===== RECORDED DATA =====
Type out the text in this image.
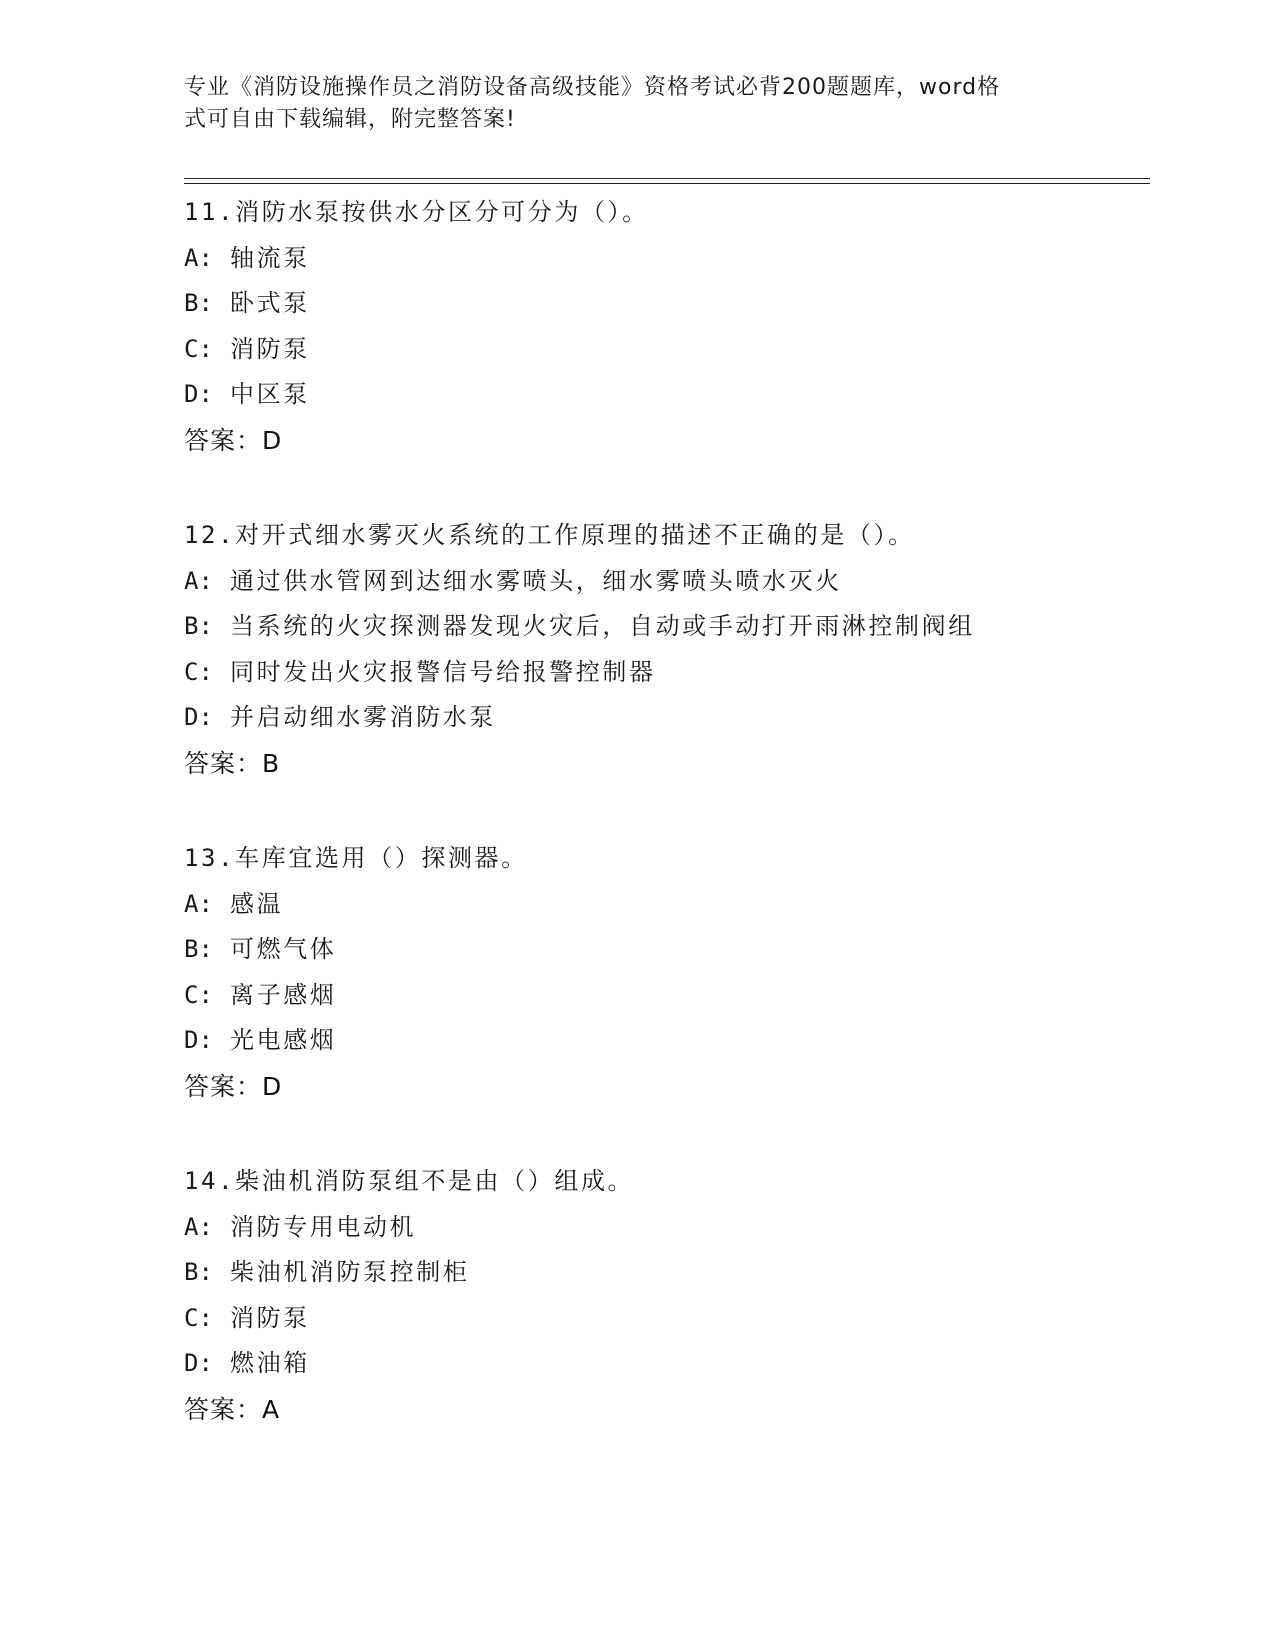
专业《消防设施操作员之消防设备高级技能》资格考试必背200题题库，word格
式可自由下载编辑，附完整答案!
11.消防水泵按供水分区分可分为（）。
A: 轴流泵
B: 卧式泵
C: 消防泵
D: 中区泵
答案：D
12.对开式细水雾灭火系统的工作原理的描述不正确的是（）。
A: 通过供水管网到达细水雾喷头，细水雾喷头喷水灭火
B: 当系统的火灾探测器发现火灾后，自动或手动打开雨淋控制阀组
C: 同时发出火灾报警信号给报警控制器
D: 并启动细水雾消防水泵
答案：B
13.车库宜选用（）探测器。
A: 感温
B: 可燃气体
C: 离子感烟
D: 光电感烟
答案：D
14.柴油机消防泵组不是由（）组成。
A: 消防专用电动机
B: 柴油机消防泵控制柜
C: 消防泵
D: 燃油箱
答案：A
=====
===== RECORDED DATA =====
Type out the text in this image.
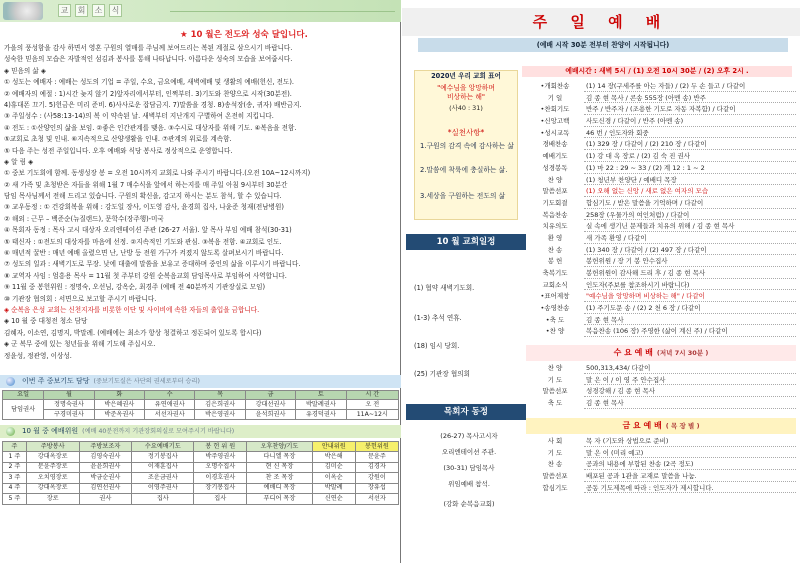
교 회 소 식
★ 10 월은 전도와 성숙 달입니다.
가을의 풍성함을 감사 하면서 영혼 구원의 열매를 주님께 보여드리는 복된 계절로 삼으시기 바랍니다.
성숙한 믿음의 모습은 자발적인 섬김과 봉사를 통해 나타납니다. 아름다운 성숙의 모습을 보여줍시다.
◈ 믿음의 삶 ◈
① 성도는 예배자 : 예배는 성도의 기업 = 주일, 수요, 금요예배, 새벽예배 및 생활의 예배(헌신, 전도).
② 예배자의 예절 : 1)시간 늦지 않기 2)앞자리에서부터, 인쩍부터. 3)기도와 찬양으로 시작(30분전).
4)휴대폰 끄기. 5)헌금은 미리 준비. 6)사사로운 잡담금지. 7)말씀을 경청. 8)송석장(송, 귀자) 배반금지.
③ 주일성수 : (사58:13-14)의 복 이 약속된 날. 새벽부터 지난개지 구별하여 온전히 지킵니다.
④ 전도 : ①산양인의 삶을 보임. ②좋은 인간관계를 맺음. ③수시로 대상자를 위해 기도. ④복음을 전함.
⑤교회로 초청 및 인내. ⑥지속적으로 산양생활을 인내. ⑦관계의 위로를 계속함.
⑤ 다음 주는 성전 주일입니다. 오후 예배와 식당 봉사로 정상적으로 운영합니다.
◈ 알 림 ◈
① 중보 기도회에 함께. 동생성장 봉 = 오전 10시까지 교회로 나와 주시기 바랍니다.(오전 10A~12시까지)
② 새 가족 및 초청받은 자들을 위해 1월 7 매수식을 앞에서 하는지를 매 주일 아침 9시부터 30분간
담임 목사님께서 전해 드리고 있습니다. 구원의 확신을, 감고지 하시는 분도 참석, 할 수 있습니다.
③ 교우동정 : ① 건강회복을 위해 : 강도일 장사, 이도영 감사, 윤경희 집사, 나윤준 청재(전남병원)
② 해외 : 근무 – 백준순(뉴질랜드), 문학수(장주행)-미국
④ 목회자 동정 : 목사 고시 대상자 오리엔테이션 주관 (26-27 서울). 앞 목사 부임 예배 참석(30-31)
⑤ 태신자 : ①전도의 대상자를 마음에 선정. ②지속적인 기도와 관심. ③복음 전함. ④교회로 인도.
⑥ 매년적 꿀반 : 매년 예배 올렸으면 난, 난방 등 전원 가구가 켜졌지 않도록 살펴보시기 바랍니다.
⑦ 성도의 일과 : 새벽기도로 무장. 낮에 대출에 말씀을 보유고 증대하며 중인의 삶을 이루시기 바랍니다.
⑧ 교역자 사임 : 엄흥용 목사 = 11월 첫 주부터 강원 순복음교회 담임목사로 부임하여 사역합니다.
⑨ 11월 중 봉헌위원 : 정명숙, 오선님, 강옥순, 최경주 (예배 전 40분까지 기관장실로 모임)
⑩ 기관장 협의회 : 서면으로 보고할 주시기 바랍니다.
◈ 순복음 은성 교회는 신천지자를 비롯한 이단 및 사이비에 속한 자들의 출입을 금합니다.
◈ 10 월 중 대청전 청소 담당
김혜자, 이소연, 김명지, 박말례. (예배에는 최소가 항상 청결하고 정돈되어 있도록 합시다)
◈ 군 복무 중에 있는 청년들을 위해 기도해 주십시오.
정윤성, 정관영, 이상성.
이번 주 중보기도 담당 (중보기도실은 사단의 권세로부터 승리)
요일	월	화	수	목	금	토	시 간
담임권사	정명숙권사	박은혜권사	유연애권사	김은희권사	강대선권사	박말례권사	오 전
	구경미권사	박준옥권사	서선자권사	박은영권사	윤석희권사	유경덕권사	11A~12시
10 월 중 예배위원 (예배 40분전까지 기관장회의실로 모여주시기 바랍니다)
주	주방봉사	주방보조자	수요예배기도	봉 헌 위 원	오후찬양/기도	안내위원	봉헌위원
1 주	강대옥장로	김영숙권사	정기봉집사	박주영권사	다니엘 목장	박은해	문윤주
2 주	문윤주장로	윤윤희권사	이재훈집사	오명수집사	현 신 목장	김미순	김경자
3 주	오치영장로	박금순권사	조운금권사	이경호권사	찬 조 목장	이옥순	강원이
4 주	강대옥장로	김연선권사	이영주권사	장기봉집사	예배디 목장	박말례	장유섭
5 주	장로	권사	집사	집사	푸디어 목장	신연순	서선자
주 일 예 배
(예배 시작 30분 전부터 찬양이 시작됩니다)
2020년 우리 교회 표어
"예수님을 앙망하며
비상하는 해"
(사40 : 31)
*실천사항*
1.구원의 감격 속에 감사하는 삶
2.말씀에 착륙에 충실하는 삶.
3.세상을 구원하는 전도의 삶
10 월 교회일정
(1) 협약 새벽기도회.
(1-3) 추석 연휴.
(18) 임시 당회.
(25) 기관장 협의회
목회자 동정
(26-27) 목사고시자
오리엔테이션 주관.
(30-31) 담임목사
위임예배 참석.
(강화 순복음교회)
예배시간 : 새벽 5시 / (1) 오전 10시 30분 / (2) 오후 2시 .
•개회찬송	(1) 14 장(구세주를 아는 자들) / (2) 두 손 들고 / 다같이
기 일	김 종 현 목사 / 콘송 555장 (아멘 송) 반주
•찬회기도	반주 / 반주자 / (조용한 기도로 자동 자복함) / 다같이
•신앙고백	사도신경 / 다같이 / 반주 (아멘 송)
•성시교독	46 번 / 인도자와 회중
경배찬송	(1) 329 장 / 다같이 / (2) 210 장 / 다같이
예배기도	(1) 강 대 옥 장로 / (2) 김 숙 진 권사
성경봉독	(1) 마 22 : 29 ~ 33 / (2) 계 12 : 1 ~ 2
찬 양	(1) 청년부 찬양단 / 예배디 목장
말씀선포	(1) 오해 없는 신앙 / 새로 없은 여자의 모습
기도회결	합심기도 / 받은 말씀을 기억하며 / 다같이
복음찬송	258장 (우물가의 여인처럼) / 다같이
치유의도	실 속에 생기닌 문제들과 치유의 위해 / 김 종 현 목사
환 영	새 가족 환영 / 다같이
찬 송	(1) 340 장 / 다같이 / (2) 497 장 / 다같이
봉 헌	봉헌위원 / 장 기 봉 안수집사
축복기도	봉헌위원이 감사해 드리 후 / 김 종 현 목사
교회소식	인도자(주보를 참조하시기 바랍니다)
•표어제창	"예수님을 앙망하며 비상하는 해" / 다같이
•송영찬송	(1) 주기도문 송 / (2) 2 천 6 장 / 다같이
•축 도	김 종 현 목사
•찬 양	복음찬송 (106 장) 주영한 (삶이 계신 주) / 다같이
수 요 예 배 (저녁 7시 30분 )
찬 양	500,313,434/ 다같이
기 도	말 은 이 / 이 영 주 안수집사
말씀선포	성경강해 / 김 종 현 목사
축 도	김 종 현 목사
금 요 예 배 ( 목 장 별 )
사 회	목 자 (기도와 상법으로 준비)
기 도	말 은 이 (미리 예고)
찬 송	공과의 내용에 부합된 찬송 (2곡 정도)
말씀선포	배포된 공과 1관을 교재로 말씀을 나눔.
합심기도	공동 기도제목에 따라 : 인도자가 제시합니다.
=====
===== RECORDED DATA =====
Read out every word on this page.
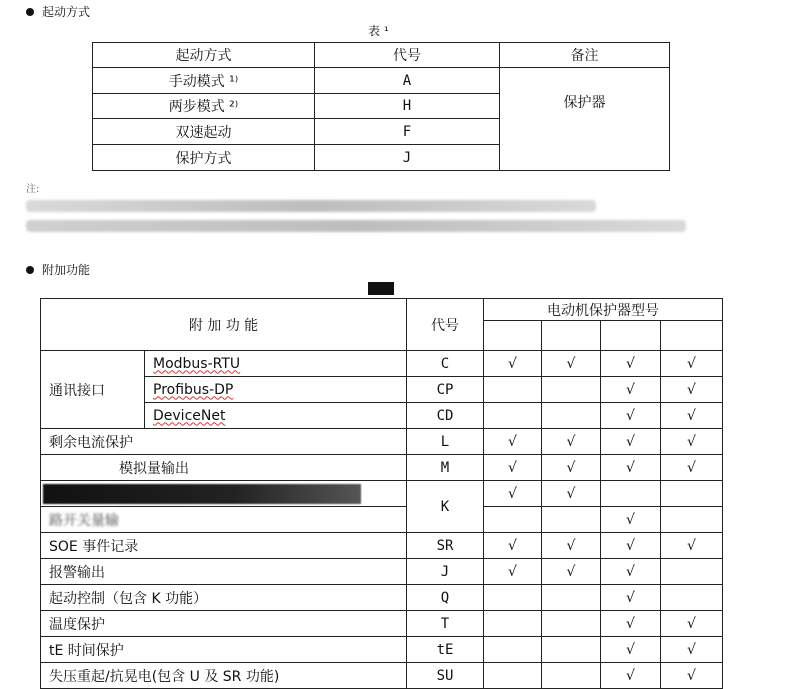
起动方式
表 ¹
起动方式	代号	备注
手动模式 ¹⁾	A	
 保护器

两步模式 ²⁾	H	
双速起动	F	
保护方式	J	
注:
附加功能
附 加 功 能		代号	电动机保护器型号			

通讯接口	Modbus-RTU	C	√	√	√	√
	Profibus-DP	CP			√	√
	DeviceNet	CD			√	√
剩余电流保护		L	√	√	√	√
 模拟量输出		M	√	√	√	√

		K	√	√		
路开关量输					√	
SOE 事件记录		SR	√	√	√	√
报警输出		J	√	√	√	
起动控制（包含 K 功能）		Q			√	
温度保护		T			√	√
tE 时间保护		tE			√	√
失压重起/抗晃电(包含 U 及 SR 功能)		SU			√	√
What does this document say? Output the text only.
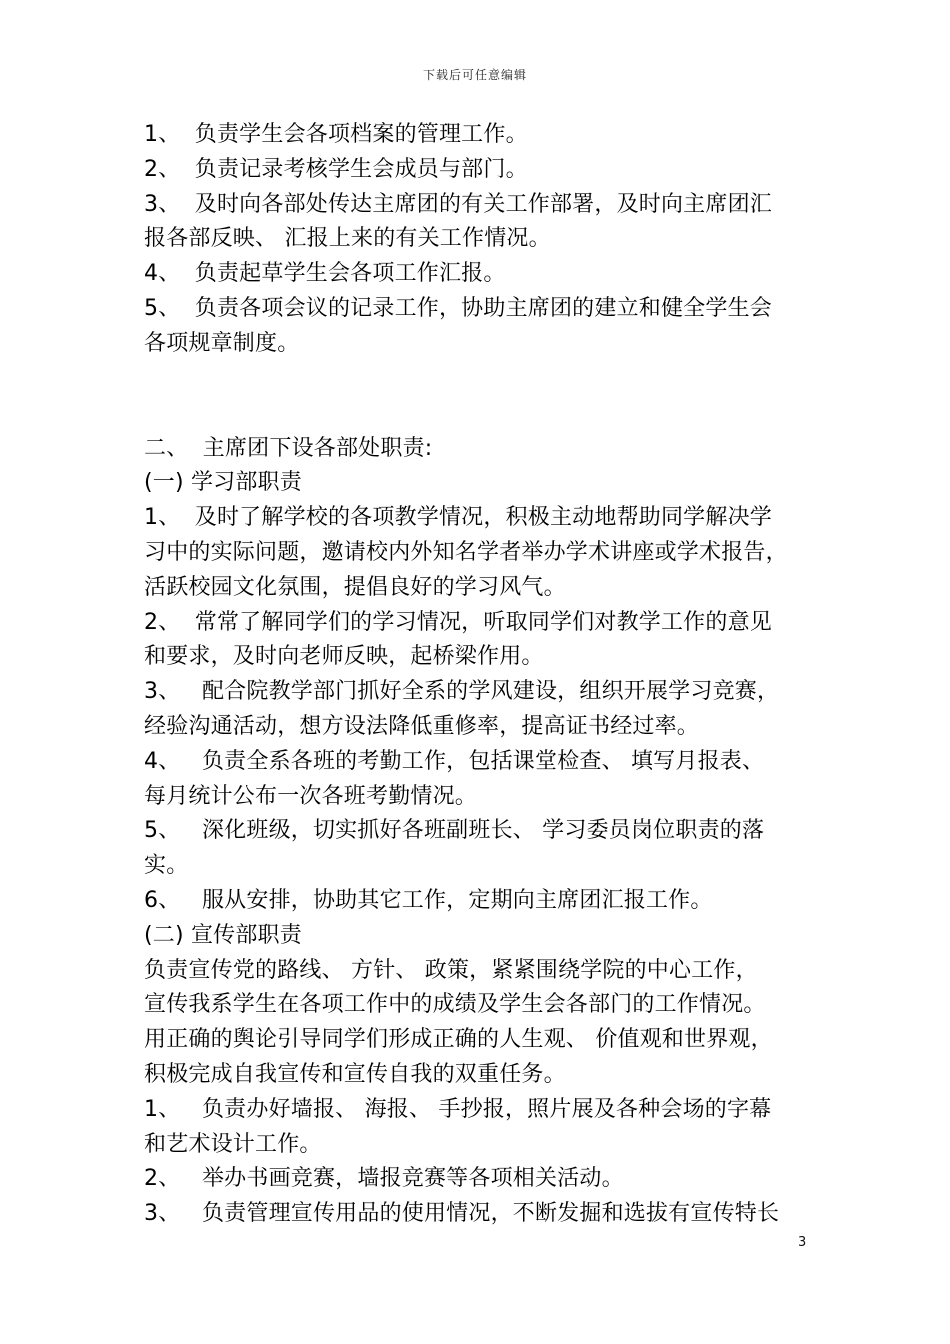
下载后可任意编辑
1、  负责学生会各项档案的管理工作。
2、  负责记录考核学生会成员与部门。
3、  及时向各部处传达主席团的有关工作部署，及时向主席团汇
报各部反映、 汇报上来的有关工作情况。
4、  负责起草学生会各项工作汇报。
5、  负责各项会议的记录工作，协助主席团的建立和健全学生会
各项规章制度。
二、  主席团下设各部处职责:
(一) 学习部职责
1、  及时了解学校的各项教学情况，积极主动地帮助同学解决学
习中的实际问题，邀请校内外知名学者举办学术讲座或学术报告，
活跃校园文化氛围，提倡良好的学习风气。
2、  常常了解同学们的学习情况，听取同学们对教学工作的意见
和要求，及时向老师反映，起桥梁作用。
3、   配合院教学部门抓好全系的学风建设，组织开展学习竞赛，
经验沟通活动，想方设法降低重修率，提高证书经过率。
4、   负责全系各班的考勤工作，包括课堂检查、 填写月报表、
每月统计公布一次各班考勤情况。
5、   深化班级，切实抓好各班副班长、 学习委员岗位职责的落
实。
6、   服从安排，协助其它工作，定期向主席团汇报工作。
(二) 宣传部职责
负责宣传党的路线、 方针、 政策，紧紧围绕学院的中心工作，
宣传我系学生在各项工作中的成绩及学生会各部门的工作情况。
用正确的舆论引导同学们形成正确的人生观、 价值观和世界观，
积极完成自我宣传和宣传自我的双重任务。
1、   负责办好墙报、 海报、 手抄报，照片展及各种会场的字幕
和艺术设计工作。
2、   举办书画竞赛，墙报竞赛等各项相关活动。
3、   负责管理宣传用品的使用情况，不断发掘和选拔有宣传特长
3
=====
**WHAT THE EXERCISE ASKS:** How many lines in the records hold the string "합심기도"? Reply with the number alone.

**RESPONSE TO THIS EXERCISE:** 2